- **Job**: Quote the data below in full, please, without altering anything.

- **Dataset records**:
------------------------

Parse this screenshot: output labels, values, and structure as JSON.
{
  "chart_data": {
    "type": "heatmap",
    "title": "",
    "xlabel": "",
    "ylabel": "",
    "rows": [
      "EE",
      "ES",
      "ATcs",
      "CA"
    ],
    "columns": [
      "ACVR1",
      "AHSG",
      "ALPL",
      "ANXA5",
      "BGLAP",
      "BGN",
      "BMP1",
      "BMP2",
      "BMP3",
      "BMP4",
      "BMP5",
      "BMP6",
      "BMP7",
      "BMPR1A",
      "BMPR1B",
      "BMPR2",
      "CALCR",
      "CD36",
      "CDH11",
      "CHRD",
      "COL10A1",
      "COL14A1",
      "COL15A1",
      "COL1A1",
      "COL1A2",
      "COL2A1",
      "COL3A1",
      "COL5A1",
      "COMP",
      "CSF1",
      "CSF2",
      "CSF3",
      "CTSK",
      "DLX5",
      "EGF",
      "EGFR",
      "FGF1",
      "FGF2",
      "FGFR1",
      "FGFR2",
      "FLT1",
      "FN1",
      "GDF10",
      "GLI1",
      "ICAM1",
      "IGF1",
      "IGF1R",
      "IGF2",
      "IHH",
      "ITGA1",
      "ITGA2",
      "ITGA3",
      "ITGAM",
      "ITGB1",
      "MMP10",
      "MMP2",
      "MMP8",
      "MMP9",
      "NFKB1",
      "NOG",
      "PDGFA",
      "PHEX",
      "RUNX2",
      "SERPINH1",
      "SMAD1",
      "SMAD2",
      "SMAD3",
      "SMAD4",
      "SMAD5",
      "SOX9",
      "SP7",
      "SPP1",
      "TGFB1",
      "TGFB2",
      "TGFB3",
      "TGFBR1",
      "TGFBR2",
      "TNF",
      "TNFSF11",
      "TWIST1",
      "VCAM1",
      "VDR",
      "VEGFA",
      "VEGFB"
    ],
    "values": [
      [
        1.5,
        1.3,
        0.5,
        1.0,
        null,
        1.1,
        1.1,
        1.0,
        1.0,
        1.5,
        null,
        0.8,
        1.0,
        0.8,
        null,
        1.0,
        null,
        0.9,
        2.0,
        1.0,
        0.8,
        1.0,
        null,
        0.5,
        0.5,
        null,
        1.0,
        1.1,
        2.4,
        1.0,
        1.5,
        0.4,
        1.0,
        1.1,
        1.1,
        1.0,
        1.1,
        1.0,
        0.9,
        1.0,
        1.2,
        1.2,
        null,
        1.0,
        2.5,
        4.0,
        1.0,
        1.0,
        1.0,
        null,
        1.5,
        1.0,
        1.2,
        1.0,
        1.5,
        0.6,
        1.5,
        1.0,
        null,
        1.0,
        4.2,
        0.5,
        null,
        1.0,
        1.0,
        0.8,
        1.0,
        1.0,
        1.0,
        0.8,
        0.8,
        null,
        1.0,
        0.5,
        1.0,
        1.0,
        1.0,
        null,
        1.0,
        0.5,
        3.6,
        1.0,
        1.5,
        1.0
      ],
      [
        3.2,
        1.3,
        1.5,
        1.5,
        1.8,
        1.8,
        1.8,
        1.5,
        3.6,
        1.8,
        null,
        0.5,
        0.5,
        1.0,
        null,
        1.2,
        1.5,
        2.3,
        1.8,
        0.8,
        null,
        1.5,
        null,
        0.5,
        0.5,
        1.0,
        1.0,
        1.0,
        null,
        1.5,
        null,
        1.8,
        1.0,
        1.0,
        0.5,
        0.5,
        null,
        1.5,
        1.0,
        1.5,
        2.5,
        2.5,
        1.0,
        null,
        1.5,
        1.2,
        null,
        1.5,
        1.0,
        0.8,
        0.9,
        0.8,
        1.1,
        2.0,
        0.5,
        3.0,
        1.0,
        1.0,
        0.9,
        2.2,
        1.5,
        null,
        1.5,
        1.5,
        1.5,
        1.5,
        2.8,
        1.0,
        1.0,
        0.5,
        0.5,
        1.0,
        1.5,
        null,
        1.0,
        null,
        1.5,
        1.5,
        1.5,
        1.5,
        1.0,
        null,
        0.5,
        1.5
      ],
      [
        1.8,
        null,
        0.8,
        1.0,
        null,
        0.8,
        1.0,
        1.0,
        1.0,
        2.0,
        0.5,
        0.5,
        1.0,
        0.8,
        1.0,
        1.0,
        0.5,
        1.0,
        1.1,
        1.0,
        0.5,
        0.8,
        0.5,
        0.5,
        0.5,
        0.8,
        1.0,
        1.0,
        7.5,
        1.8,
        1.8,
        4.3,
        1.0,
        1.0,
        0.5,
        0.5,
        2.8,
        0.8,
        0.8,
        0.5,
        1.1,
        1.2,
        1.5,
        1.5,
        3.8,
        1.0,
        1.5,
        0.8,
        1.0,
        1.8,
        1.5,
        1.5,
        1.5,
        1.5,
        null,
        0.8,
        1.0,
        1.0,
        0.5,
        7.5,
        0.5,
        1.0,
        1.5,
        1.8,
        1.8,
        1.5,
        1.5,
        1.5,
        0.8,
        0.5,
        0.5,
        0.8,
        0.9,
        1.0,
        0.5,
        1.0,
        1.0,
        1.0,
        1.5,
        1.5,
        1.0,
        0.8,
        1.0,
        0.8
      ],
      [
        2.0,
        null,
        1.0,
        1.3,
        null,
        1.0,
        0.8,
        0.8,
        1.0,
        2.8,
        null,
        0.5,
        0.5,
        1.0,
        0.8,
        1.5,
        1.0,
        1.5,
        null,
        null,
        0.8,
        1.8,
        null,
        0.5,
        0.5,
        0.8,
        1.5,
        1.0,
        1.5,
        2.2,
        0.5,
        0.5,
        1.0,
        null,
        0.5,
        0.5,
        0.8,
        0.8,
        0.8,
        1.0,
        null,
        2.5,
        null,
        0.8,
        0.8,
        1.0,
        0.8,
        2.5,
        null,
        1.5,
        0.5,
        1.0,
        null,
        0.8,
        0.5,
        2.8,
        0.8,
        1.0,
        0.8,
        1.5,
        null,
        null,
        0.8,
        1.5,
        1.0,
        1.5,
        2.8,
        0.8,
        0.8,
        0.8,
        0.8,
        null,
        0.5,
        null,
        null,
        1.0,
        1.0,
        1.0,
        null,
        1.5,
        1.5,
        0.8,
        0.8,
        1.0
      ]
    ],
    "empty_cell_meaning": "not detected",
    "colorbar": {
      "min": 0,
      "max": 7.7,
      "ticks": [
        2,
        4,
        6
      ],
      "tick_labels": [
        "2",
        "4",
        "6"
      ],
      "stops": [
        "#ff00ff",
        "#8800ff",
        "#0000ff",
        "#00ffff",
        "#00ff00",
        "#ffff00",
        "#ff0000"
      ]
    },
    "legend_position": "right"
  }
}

------------------------

- **Result below**:
Parse this screenshot: output labels, values, and structure as JSON.
{
  "chart_data": {
    "type": "heatmap",
    "title": "",
    "xlabel": "",
    "ylabel": "",
    "rows": [
      "EE",
      "ES",
      "ATcs",
      "CA"
    ],
    "columns": [
      "ACVR1",
      "AHSG",
      "ALPL",
      "ANXA5",
      "BGLAP",
      "BGN",
      "BMP1",
      "BMP2",
      "BMP3",
      "BMP4",
      "BMP5",
      "BMP6",
      "BMP7",
      "BMPR1A",
      "BMPR1B",
      "BMPR2",
      "CALCR",
      "CD36",
      "CDH11",
      "CHRD",
      "COL10A1",
      "COL14A1",
      "COL15A1",
      "COL1A1",
      "COL1A2",
      "COL2A1",
      "COL3A1",
      "COL5A1",
      "COMP",
      "CSF1",
      "CSF2",
      "CSF3",
      "CTSK",
      "DLX5",
      "EGF",
      "EGFR",
      "FGF1",
      "FGF2",
      "FGFR1",
      "FGFR2",
      "FLT1",
      "FN1",
      "GDF10",
      "GLI1",
      "ICAM1",
      "IGF1",
      "IGF1R",
      "IGF2",
      "IHH",
      "ITGA1",
      "ITGA2",
      "ITGA3",
      "ITGAM",
      "ITGB1",
      "MMP10",
      "MMP2",
      "MMP8",
      "MMP9",
      "NFKB1",
      "NOG",
      "PDGFA",
      "PHEX",
      "RUNX2",
      "SERPINH1",
      "SMAD1",
      "SMAD2",
      "SMAD3",
      "SMAD4",
      "SMAD5",
      "SOX9",
      "SP7",
      "SPP1",
      "TGFB1",
      "TGFB2",
      "TGFB3",
      "TGFBR1",
      "TGFBR2",
      "TNF",
      "TNFSF11",
      "TWIST1",
      "VCAM1",
      "VDR",
      "VEGFA",
      "VEGFB"
    ],
    "values": [
      [
        1.5,
        1.3,
        0.5,
        1.0,
        null,
        1.1,
        1.1,
        1.0,
        1.0,
        1.5,
        null,
        0.8,
        1.0,
        0.8,
        null,
        1.0,
        null,
        0.9,
        2.0,
        1.0,
        0.8,
        1.0,
        null,
        0.5,
        0.5,
        null,
        1.0,
        1.1,
        2.4,
        1.0,
        1.5,
        0.4,
        1.0,
        1.1,
        1.1,
        1.0,
        1.1,
        1.0,
        0.9,
        1.0,
        1.2,
        1.2,
        null,
        1.0,
        2.5,
        4.0,
        1.0,
        1.0,
        1.0,
        null,
        1.5,
        1.0,
        1.2,
        1.0,
        1.5,
        0.6,
        1.5,
        1.0,
        null,
        1.0,
        4.2,
        0.5,
        null,
        1.0,
        1.0,
        0.8,
        1.0,
        1.0,
        1.0,
        0.8,
        0.8,
        null,
        1.0,
        0.5,
        1.0,
        1.0,
        1.0,
        null,
        1.0,
        0.5,
        3.6,
        1.0,
        1.5,
        1.0
      ],
      [
        3.2,
        1.3,
        1.5,
        1.5,
        1.8,
        1.8,
        1.8,
        1.5,
        3.6,
        1.8,
        null,
        0.5,
        0.5,
        1.0,
        null,
        1.2,
        1.5,
        2.3,
        1.8,
        0.8,
        null,
        1.5,
        null,
        0.5,
        0.5,
        1.0,
        1.0,
        1.0,
        null,
        1.5,
        null,
        1.8,
        1.0,
        1.0,
        0.5,
        0.5,
        null,
        1.5,
        1.0,
        1.5,
        2.5,
        2.5,
        1.0,
        null,
        1.5,
        1.2,
        null,
        1.5,
        1.0,
        0.8,
        0.9,
        0.8,
        1.1,
        2.0,
        0.5,
        3.0,
        1.0,
        1.0,
        0.9,
        2.2,
        1.5,
        null,
        1.5,
        1.5,
        1.5,
        1.5,
        2.8,
        1.0,
        1.0,
        0.5,
        0.5,
        1.0,
        1.5,
        null,
        1.0,
        null,
        1.5,
        1.5,
        1.5,
        1.5,
        1.0,
        null,
        0.5,
        1.5
      ],
      [
        1.8,
        null,
        0.8,
        1.0,
        null,
        0.8,
        1.0,
        1.0,
        1.0,
        2.0,
        0.5,
        0.5,
        1.0,
        0.8,
        1.0,
        1.0,
        0.5,
        1.0,
        1.1,
        1.0,
        0.5,
        0.8,
        0.5,
        0.5,
        0.5,
        0.8,
        1.0,
        1.0,
        7.5,
        1.8,
        1.8,
        4.3,
        1.0,
        1.0,
        0.5,
        0.5,
        2.8,
        0.8,
        0.8,
        0.5,
        1.1,
        1.2,
        1.5,
        1.5,
        3.8,
        1.0,
        1.5,
        0.8,
        1.0,
        1.8,
        1.5,
        1.5,
        1.5,
        1.5,
        null,
        0.8,
        1.0,
        1.0,
        0.5,
        7.5,
        0.5,
        1.0,
        1.5,
        1.8,
        1.8,
        1.5,
        1.5,
        1.5,
        0.8,
        0.5,
        0.5,
        0.8,
        0.9,
        1.0,
        0.5,
        1.0,
        1.0,
        1.0,
        1.5,
        1.5,
        1.0,
        0.8,
        1.0,
        0.8
      ],
      [
        2.0,
        null,
        1.0,
        1.3,
        null,
        1.0,
        0.8,
        0.8,
        1.0,
        2.8,
        null,
        0.5,
        0.5,
        1.0,
        0.8,
        1.5,
        1.0,
        1.5,
        null,
        null,
        0.8,
        1.8,
        null,
        0.5,
        0.5,
        0.8,
        1.5,
        1.0,
        1.5,
        2.2,
        0.5,
        0.5,
        1.0,
        null,
        0.5,
        0.5,
        0.8,
        0.8,
        0.8,
        1.0,
        null,
        2.5,
        null,
        0.8,
        0.8,
        1.0,
        0.8,
        2.5,
        null,
        1.5,
        0.5,
        1.0,
        null,
        0.8,
        0.5,
        2.8,
        0.8,
        1.0,
        0.8,
        1.5,
        null,
        null,
        0.8,
        1.5,
        1.0,
        1.5,
        2.8,
        0.8,
        0.8,
        0.8,
        0.8,
        null,
        0.5,
        null,
        null,
        1.0,
        1.0,
        1.0,
        null,
        1.5,
        1.5,
        0.8,
        0.8,
        1.0
      ]
    ],
    "empty_cell_meaning": "not detected",
    "colorbar": {
      "min": 0,
      "max": 7.7,
      "ticks": [
        2,
        4,
        6
      ],
      "tick_labels": [
        "2",
        "4",
        "6"
      ],
      "stops": [
        "#ff00ff",
        "#8800ff",
        "#0000ff",
        "#00ffff",
        "#00ff00",
        "#ffff00",
        "#ff0000"
      ]
    },
    "legend_position": "right"
  }
}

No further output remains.